*** Opening Reading passage ***

Félix Araujo

Personal information
- Full name: Félix de Jesus Araujo Razo
- Date of birth: 10 February 1983 (age 43)
- Place of birth: Guadalajara, Jalisco, Mexico
- Height: 1.86 m (6 ft 1 in)
- Position: Defender

Youth career
- Cruz Azul

Senior career*
- Years: Team / Apps / (Gls)
- 2005–2006: Cruz Azul Oaxaca / 26 / (1)
- 2006–2008: Cruz Azul Hidalgo / 37 / (3)
- 2008: 2 de Mayo / 16 / (1)
- 2008–2009: Lobos BUAP / 27 / (3)
- 2010: La Piedad / 12 / (0)
- 2011–2012: Toluca / 11 / (0)
- 2012–2013: San Luis / 14 / (0)
- 2013–2017: Chiapas / 61 / (2)
- 2014–2015: → U. de G. (loan) / 31 / (0)
- 2017–2018: Cafetaleros de Tapachula / 40 / (2)

= Félix Araujo =

Mexican footballer (born 1983)

*** Closing Reading passage ***
*** Opening Listed records ***

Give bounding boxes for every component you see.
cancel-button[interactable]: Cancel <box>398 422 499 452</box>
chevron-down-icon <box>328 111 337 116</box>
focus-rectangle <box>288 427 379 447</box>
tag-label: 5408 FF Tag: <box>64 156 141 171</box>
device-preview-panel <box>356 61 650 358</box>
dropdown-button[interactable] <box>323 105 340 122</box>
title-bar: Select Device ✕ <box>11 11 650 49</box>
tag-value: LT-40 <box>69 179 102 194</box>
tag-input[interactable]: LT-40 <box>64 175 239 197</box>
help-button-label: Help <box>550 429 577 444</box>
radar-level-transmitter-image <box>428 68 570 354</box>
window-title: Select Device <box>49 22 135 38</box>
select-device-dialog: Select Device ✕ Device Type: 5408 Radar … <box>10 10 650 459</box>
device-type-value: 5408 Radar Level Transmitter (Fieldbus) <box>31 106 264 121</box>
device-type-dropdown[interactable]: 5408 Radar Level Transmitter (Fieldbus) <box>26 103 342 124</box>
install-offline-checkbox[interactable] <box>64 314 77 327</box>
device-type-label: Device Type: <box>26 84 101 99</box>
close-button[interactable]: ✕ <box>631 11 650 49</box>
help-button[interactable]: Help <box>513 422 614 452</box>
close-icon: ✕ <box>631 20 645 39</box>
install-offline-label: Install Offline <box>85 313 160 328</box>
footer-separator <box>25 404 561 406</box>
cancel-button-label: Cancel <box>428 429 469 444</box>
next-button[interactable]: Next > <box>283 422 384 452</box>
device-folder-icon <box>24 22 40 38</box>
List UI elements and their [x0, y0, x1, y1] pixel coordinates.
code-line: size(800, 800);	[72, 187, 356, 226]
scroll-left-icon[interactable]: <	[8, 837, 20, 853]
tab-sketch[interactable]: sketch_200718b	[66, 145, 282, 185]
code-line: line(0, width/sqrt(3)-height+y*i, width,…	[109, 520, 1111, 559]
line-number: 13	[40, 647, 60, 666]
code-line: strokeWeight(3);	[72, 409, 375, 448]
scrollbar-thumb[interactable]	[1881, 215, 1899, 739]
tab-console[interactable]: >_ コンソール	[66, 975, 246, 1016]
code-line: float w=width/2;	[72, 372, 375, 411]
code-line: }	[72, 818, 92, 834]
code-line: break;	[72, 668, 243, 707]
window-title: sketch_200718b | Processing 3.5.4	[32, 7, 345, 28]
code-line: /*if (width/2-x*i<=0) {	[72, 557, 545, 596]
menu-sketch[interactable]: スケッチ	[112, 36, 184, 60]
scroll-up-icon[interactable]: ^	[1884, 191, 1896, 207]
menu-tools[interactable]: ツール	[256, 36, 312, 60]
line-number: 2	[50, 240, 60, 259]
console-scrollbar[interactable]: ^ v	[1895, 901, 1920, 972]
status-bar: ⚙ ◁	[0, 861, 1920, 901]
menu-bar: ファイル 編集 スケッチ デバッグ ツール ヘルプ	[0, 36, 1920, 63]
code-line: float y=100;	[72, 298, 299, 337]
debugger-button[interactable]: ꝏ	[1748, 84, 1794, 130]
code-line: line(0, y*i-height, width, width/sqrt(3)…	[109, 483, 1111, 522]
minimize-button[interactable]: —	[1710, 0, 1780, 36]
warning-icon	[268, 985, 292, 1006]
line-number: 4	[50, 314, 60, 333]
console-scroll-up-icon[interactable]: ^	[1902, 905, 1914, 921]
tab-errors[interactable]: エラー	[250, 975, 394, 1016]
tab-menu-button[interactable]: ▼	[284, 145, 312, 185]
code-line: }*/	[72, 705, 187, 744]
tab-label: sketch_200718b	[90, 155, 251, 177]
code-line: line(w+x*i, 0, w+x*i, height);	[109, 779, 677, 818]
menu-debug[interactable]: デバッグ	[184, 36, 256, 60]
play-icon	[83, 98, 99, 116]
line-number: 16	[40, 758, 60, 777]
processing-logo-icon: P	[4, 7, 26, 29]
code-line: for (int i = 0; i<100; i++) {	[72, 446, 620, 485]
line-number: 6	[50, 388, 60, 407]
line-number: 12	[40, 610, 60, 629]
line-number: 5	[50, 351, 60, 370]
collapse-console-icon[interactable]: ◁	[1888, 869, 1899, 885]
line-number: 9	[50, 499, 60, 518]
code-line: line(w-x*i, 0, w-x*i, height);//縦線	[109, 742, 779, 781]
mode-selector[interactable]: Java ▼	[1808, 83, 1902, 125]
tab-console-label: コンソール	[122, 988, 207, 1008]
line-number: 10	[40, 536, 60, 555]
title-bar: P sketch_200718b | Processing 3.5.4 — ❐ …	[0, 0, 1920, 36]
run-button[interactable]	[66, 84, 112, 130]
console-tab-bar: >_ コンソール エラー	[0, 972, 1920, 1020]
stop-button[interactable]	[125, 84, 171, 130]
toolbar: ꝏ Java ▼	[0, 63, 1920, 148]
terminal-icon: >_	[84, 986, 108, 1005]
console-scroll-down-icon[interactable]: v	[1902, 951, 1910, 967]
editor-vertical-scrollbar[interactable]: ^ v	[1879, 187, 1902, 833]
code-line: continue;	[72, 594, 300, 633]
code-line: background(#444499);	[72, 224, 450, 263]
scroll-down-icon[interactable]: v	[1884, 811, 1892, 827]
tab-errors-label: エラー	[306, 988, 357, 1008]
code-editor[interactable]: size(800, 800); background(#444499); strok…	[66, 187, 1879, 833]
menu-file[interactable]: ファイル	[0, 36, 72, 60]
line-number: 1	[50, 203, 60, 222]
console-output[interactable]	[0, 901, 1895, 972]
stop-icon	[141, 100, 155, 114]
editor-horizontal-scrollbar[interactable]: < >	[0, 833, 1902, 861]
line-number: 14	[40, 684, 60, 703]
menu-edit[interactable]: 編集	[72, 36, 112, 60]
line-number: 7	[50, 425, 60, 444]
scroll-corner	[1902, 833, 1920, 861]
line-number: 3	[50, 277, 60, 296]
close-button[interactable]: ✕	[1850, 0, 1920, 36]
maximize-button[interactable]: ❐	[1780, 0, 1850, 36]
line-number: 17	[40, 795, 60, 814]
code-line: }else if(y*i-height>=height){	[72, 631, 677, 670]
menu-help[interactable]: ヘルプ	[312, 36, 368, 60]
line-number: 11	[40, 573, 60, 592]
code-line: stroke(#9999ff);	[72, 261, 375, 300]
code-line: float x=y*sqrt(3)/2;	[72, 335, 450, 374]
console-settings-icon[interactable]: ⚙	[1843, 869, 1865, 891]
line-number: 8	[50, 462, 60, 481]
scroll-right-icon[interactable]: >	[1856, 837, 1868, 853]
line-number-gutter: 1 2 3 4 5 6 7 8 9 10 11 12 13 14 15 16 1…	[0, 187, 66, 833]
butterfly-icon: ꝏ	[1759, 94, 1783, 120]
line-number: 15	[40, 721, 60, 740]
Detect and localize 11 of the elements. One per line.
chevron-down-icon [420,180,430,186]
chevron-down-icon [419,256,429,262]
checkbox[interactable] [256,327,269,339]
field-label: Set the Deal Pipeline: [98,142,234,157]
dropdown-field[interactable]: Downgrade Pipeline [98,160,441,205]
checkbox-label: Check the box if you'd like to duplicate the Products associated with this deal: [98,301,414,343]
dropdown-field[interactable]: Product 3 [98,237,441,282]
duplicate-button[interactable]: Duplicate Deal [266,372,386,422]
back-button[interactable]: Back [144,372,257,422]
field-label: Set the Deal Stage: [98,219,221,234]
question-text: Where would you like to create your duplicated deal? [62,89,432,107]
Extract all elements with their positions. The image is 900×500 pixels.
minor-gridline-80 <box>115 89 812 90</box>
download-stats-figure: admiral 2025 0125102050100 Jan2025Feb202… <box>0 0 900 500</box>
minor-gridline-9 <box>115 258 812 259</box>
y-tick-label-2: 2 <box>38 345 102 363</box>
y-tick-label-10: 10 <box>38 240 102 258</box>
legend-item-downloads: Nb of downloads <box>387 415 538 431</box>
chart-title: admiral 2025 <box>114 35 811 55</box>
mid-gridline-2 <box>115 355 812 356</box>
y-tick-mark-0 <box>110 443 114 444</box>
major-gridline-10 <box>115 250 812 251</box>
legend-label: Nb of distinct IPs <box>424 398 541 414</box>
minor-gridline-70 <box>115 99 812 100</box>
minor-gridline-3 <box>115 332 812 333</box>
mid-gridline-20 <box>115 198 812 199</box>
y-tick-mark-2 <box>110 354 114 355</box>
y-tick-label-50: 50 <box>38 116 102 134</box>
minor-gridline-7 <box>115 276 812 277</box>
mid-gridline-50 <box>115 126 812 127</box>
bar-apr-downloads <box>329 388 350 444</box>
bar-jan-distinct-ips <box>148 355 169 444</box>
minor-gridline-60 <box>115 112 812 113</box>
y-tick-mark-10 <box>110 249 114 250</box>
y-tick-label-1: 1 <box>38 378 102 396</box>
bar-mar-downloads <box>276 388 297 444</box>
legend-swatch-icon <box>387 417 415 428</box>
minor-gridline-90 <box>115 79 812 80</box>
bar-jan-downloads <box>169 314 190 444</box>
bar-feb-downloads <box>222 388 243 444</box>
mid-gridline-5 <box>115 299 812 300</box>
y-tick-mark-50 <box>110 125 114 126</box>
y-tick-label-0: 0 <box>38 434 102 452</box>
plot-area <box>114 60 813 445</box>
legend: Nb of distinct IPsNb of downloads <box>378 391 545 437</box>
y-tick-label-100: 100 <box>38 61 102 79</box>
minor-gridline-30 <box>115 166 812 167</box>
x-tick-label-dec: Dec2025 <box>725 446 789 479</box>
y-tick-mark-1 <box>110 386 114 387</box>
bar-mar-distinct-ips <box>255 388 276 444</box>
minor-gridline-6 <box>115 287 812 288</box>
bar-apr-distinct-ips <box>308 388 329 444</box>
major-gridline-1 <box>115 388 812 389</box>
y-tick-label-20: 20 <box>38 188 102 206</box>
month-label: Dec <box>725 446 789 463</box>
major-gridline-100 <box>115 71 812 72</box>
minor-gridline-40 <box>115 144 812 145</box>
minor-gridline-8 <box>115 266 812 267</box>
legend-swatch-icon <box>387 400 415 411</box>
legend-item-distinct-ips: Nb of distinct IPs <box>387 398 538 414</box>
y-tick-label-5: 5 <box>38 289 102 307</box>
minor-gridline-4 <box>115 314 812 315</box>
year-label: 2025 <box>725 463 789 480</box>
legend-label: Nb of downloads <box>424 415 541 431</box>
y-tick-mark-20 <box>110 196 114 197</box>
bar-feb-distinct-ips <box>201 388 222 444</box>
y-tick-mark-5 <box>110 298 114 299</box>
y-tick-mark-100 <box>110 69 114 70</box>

*** Closing Listed records ***

In the Félix Araujo profile, explain why the 2014–2015 U. de G. entry falls inside his 2013–2017 years with Chiapas.

The profile marks the U. de G. entry with an arrow and "(loan)." That shows the 2014–2015 spell was a loan during his 2013–2017 Chiapas period, not a separate move.